**Vorliegender Text**
_ _ _ _

Ein Ort des Friedens in spannungsreichen Zeiten

Seit zehn Jahren steht das Haus der Religionen am Europaplatz im Westen Berns. Drei Menschen erzählen von ihrem Alltag in diesem besonderen Haus.


«Es kommen immer  mehr Menschen zu uns,  um sich zu treffen.» Schon vor Ort, wenn alle anderen  noch schlafen: Lula Kbrom. 

Text und Fotos: Vera Rüttimann

Acht Uhr am Morgen in der Küche des Restaurants Vanaka im Haus der Religionen. Geschirr klappert. Sasikumar Tharmalingam spült, schält Gemüse und rührt Saucen an. «Ich entscheide jeden Tag spontan, was ich koche», sagt der Mann mit dem schwarzen Wuschelkopf und lacht. «Sasi», wie er hier genannt wird, ist Chef der ayurvedischen Küche und Oberpriester im Hindutempel. Gleichzeitig arbeitet er als tamilischer Seelsorger.

Alle beteiligen sich

Die Vorbereitungen für die bevorstehenden Feierlichkeiten zum zehnjährigen Jubiläum laufen auf Hochtouren. Es werde einen internationalen Brunch geben, sagt Sasi. Alle Kulturen der Welt werden ihr Essen mitbringen. «Welche Nation macht den Nachtisch? Wer die Vorspeise? Es gibt viel zu planen», sagt er.

Für Sasi und seine hinduistischen Kolleg:innen ist das Haus der Religionen der richtige Ort: «Wir sind eine neue Generation von Hindus, die für einen modernen, progressiven Hinduismus stehen.»

_ _ _ _

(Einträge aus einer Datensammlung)

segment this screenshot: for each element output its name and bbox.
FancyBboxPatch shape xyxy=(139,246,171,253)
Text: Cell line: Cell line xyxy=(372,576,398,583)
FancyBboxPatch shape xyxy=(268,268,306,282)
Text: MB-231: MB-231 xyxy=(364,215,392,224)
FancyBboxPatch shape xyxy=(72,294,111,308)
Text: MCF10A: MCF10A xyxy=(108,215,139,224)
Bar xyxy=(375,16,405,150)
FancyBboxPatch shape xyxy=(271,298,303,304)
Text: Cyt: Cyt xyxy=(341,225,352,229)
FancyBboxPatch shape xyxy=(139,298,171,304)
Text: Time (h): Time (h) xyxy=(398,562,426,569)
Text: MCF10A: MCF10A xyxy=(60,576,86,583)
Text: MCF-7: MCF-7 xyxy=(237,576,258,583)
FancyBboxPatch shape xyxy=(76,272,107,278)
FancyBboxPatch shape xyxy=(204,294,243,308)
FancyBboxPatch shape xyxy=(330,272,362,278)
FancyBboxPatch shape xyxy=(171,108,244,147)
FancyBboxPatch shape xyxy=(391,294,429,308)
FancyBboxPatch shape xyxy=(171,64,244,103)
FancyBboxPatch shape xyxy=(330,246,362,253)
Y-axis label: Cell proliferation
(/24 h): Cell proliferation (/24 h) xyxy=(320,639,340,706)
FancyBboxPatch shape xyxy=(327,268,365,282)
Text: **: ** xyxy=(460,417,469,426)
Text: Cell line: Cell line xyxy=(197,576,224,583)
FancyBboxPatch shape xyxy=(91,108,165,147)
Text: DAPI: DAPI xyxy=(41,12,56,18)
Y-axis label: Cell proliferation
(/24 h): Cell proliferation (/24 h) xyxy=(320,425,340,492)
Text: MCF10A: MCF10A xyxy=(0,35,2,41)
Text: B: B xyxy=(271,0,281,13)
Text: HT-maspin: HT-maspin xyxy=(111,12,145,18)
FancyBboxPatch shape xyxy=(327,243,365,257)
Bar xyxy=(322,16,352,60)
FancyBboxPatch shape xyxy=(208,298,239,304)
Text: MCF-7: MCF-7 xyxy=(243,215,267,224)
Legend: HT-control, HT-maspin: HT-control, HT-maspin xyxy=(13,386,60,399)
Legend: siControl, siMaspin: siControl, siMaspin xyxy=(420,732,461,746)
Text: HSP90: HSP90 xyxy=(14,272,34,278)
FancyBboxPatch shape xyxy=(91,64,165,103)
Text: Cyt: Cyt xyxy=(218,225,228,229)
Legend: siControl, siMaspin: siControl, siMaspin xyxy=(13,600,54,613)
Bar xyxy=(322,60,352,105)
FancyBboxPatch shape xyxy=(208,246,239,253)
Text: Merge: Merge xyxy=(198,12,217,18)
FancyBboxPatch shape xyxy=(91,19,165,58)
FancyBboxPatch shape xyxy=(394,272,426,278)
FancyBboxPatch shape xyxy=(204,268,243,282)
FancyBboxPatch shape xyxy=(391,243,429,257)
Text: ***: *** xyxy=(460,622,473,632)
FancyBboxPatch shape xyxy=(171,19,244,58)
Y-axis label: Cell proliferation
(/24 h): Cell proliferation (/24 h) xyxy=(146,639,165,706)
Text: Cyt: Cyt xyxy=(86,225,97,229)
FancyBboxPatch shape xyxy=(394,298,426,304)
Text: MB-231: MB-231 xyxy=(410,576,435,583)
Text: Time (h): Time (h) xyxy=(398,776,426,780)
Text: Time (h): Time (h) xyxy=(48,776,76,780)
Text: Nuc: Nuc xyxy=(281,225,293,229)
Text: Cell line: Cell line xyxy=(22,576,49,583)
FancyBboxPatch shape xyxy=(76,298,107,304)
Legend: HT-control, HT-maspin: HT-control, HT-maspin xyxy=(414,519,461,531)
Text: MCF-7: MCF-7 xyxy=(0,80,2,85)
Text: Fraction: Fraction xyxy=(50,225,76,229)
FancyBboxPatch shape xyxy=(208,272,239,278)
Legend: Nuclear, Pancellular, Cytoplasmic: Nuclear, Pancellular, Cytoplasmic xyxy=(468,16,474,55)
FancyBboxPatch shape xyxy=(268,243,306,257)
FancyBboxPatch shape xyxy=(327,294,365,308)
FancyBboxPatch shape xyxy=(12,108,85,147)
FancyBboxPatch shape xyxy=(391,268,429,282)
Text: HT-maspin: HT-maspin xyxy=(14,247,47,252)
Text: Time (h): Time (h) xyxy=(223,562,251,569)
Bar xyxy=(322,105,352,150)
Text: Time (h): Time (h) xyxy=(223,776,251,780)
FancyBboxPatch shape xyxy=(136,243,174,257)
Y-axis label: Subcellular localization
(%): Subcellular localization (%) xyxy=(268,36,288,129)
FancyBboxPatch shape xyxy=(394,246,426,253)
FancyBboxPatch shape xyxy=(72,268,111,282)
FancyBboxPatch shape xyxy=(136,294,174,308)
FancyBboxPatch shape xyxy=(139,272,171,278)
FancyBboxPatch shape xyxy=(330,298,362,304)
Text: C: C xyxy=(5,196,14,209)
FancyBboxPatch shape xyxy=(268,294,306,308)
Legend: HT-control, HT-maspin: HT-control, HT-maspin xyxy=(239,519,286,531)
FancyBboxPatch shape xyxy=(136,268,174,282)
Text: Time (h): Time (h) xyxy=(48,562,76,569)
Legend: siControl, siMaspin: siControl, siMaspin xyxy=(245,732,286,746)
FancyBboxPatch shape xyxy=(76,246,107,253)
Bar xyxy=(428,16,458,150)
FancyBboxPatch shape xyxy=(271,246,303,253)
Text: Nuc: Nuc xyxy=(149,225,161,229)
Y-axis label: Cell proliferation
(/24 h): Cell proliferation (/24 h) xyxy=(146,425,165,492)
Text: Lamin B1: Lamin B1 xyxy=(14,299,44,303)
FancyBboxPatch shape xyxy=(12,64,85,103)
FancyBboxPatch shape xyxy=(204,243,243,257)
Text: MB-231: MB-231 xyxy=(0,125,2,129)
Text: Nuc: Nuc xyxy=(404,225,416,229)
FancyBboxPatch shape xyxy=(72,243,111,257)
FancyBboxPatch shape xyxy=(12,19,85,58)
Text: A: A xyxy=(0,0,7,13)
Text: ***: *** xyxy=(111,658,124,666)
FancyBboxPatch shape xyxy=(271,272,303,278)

_ _ _ _

Führe den Bericht über das Haus der Religionen in Bern im selben Stil weiter, und zwar im Anschluss an seinen letzten Satz.

Wenn der Tamile nicht in der Küche arbeitet, findet man ihn im Hindutempel, wo Gottheiten wie Shiva, Shakti oder Parvati stehen. Er bereitet Dinge wie Milch und Honig für die Puja-Zeremonie vor. Er schaut nach, ob genug Rosenblätter da sind und ob der Gabentisch für die Früchte gedeckt ist. Noch heute freut er sich über den Hindutempel: «Die Innengestaltung durch bekannte indische Künstler mussten wir selbst machen und bezahlen. Die ganze tamilische Familie hat dafür Geld gesammelt.» Seit zehn Jahren empfängt er hier Studierende, Rentner oder Diplomatinnen.
 


So könnte die Welt sein

Die aktuelle Weltlage macht auch Sasi zu schaffen. Deshalb ist sein Arbeitsplatz, an dem acht Weltreligionen vertreten sind, für ihn ein Symbol des Friedens. «Wir können trotz unterschiedlicher politischer und religiöser Hintergründe als Menschen zusammenleben», sagt er. So sollte auch die globalisierte Welt funktionieren.

Besonders freut sich Sasi auf die Buchvernissage «Die Welt am Europaplatz». «Da sind viele schöne Momente drin, an die ich mich erinnere», sagt er. Der Hindu-Priester empfindet Freude darüber, «dass ich mit anderen an diesem Pionierprojekt beteiligt bin».

Christine Thielmann empfängt die Gäste im Haus der Religionen mit einem Lächeln. Sie ist eines der Gesichter an der Rezeption. Alle zwei Wochen arbeitet sie hier, im Wechsel mit anderen Ehrenamtlichen. «Hier erlebe ich viele interessante Begegnungen, aus denen sich manchmal bereichernde Gespräche entwickeln», sagt die 67-Jährige, die vor ihrer Pensionierung als Sozialdiakonin und Erwachsenenbildnerin in der reformierten Kirche gearbeitet hat.

Die Welt zu Gast in Bern

Nach ihrer Ausbildung arbeitete sie in Indien und Bangladesch. «Ich habe dort wunderbare Gastfreundschaft erleben dürfen. Ebenso den Reichtum und die Schönheit mir bisher fremder Kulturen und Religionen.» Das sei für sie eine prägende Erfahrung gewesen, die sie nun hier im Haus der Religionen wiedererlebe.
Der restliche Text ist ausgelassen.